#### INSTRUCTIONS FOR THE TASK:
Repeat each line of the material exactly.

Dataset records:

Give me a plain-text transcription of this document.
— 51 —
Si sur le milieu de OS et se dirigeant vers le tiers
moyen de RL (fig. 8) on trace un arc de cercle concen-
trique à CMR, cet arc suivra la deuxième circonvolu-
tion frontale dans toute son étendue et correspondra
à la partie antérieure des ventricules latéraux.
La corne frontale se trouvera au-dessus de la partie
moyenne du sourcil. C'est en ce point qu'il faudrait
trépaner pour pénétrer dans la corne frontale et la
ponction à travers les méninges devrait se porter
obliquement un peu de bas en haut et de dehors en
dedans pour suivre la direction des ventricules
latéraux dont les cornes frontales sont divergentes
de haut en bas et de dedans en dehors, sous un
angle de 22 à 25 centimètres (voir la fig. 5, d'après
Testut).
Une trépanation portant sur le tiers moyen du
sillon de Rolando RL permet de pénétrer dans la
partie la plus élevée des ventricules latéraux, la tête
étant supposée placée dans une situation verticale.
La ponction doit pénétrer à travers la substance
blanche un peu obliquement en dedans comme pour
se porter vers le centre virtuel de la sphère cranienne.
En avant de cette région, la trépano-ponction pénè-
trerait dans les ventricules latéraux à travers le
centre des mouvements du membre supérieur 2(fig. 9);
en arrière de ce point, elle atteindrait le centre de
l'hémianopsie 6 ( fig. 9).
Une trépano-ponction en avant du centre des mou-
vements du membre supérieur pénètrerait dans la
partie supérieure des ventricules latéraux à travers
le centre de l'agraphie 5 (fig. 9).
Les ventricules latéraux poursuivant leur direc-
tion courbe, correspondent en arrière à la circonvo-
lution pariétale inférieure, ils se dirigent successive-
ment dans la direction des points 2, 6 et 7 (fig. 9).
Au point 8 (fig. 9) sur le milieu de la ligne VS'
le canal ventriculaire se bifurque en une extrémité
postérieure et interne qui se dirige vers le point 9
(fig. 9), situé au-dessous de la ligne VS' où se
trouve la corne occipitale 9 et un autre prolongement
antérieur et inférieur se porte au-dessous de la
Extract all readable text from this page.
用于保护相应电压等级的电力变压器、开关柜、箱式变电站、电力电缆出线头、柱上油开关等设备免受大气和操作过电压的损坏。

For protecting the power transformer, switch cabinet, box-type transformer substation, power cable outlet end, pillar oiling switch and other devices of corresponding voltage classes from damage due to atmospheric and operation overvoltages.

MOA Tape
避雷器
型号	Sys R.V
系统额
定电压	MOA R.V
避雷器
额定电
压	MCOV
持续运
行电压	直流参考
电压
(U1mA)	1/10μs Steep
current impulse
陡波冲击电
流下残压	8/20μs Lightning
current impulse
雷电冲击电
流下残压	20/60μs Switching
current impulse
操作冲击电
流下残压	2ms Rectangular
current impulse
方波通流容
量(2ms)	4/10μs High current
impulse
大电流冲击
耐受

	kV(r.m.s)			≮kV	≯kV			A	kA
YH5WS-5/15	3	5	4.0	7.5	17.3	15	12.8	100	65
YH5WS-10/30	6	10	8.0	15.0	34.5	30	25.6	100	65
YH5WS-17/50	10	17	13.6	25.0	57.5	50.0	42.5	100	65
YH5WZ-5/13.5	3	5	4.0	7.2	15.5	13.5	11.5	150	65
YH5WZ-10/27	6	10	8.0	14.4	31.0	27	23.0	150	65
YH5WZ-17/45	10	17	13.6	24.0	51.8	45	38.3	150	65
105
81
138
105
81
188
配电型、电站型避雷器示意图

#### ANSWER FOR THE TASK:
Give me a plain-text transcription of this document.
— 51 —
Si sur le milieu de OS et se dirigeant vers le tiers
moyen de RL (fig. 8) on trace un arc de cercle concen-
trique à CMR, cet arc suivra la deuxième circonvolu-
tion frontale dans toute son étendue et correspondra
à la partie antérieure des ventricules latéraux.
La corne frontale se trouvera au-dessus de la partie
moyenne du sourcil. C'est en ce point qu'il faudrait
trépaner pour pénétrer dans la corne frontale et la
ponction à travers les méninges devrait se porter
obliquement un peu de bas en haut et de dehors en
dedans pour suivre la direction des ventricules
latéraux dont les cornes frontales sont divergentes
de haut en bas et de dedans en dehors, sous un
angle de 22 à 25 centimètres (voir la fig. 5, d'après
Testut).
Une trépanation portant sur le tiers moyen du
sillon de Rolando RL permet de pénétrer dans la
partie la plus élevée des ventricules latéraux, la tête
étant supposée placée dans une situation verticale.
La ponction doit pénétrer à travers la substance
blanche un peu obliquement en dedans comme pour
se porter vers le centre virtuel de la sphère cranienne.
En avant de cette région, la trépano-ponction pénè-
trerait dans les ventricules latéraux à travers le
centre des mouvements du membre supérieur 2(fig. 9);
en arrière de ce point, elle atteindrait le centre de
l'hémianopsie 6 ( fig. 9).
Une trépano-ponction en avant du centre des mou-
vements du membre supérieur pénètrerait dans la
partie supérieure des ventricules latéraux à travers
le centre de l'agraphie 5 (fig. 9).
Les ventricules latéraux poursuivant leur direc-
tion courbe, correspondent en arrière à la circonvo-
lution pariétale inférieure, ils se dirigent successive-
ment dans la direction des points 2, 6 et 7 (fig. 9).
Au point 8 (fig. 9) sur le milieu de la ligne VS'
le canal ventriculaire se bifurque en une extrémité
postérieure et interne qui se dirige vers le point 9
(fig. 9), situé au-dessous de la ligne VS' où se
trouve la corne occipitale 9 et un autre prolongement
antérieur et inférieur se porte au-dessous de la
Extract all readable text from this page.
用于保护相应电压等级的电力变压器、开关柜、箱式变电站、电力电缆出线头、柱上油开关等设备免受大气和操作过电压的损坏。

For protecting the power transformer, switch cabinet, box-type transformer substation, power cable outlet end, pillar oiling switch and other devices of corresponding voltage classes from damage due to atmospheric and operation overvoltages.

MOA Tape
避雷器
型号	Sys R.V
系统额
定电压	MOA R.V
避雷器
额定电
压	MCOV
持续运
行电压	直流参考
电压
(U1mA)	1/10μs Steep
current impulse
陡波冲击电
流下残压	8/20μs Lightning
current impulse
雷电冲击电
流下残压	20/60μs Switching
current impulse
操作冲击电
流下残压	2ms Rectangular
current impulse
方波通流容
量(2ms)	4/10μs High current
impulse
大电流冲击
耐受

	kV(r.m.s)			≮kV	≯kV			A	kA
YH5WS-5/15	3	5	4.0	7.5	17.3	15	12.8	100	65
YH5WS-10/30	6	10	8.0	15.0	34.5	30	25.6	100	65
YH5WS-17/50	10	17	13.6	25.0	57.5	50.0	42.5	100	65
YH5WZ-5/13.5	3	5	4.0	7.2	15.5	13.5	11.5	150	65
YH5WZ-10/27	6	10	8.0	14.4	31.0	27	23.0	150	65
YH5WZ-17/45	10	17	13.6	24.0	51.8	45	38.3	150	65
105
81
138
105
81
188
配电型、电站型避雷器示意图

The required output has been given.